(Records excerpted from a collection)
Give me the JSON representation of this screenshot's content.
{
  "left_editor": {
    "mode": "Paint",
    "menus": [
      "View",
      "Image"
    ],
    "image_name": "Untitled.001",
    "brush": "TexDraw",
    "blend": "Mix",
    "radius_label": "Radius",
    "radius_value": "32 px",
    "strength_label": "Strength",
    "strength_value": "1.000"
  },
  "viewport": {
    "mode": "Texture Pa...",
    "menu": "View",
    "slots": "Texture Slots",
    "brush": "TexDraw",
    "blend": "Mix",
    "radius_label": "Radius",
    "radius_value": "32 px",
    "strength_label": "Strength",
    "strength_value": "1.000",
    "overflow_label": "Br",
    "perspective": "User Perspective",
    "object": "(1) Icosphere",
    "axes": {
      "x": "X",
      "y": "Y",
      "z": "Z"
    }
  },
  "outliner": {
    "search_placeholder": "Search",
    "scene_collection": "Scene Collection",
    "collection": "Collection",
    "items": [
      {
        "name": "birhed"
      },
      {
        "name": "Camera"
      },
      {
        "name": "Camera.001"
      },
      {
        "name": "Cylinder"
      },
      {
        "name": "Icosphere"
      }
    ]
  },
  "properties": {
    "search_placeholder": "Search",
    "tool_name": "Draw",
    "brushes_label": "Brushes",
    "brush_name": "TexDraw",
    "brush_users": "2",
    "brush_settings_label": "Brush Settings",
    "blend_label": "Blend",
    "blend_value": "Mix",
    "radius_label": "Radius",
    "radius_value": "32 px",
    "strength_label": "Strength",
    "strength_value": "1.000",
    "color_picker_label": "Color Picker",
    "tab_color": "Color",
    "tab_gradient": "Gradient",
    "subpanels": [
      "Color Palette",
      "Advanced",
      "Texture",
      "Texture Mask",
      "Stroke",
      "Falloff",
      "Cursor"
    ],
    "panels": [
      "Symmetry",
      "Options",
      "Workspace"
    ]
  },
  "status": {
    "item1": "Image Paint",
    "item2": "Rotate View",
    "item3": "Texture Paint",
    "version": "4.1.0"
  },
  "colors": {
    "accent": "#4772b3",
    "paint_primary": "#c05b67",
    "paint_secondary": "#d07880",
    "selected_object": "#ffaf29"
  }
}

...

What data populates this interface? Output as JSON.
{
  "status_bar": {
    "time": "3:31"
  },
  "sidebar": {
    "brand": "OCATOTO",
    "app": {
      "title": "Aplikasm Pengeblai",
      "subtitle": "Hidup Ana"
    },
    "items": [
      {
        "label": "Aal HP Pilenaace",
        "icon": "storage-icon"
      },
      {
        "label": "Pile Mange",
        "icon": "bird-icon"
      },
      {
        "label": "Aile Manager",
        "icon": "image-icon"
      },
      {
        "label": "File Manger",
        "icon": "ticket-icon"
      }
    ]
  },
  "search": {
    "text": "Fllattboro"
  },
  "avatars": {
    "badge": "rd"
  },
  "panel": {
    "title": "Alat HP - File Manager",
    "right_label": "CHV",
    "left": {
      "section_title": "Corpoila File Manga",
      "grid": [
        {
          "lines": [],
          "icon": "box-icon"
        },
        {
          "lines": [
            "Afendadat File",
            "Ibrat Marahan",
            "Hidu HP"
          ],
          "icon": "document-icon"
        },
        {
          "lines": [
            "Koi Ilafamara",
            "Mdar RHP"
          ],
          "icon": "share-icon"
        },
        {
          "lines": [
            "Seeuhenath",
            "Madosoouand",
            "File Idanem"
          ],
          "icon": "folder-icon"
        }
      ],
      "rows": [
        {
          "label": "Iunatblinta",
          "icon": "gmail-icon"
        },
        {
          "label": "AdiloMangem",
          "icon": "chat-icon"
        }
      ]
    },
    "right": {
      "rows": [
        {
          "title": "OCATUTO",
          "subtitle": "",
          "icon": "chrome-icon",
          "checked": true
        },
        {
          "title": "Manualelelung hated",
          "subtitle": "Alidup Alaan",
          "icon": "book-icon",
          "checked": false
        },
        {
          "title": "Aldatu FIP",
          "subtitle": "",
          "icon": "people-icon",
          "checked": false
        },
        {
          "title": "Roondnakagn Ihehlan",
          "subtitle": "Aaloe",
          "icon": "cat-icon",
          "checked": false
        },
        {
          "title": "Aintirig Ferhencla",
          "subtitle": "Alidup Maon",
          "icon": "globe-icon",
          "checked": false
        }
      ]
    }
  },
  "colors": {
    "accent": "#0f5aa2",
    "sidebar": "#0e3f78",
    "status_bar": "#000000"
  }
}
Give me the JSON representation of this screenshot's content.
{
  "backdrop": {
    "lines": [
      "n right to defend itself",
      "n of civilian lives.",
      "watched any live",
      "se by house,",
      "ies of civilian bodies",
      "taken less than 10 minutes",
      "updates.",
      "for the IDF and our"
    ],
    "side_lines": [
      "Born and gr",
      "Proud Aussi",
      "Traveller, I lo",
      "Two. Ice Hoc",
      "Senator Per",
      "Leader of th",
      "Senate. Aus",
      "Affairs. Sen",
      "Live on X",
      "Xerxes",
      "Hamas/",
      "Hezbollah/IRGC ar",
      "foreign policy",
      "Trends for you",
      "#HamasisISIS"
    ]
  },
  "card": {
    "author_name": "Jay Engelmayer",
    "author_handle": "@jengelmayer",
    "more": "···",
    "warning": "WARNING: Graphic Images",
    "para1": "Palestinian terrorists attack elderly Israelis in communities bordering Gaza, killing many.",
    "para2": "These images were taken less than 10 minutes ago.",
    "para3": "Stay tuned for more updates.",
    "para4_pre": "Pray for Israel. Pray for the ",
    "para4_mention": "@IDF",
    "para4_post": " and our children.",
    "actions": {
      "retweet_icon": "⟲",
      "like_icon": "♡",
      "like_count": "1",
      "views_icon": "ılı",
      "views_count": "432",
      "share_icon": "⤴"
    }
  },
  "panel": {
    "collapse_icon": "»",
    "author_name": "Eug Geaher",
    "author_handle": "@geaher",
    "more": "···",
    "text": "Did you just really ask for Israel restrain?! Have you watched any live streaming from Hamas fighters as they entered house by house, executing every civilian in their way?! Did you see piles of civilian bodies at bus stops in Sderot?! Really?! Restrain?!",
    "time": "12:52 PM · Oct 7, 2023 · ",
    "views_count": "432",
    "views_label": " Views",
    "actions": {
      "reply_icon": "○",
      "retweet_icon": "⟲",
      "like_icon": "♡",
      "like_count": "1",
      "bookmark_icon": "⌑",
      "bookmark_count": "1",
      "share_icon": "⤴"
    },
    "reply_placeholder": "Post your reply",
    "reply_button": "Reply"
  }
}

Your instructions: In the records above, how many lines hold the string "watched"? Reply with only the number.

Full output: 2